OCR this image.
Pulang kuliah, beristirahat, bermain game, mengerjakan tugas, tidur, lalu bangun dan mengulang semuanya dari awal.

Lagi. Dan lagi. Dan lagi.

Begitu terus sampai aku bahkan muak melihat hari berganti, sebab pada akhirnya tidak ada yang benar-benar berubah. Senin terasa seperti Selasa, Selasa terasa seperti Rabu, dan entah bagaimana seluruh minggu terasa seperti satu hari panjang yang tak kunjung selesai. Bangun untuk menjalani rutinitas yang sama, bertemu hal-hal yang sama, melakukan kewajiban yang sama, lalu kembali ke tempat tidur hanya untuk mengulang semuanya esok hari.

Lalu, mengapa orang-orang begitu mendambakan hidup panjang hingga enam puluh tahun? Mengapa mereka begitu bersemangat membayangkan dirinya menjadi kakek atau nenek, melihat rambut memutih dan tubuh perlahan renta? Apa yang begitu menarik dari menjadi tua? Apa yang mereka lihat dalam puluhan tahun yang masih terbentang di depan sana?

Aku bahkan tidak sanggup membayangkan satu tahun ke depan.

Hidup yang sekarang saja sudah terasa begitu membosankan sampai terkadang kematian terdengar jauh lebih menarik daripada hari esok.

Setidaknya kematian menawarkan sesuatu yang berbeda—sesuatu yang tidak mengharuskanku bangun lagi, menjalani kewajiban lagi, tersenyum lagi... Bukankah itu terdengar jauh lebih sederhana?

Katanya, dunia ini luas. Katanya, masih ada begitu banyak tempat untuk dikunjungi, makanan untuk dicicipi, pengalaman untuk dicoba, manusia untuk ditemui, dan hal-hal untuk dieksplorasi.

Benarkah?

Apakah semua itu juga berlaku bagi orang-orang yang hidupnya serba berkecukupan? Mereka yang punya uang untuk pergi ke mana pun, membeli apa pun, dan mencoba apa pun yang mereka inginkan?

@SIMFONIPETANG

• • • • • • •

Within the listing above, work out how many lines contain the string "jauh", and reply with that number only.

2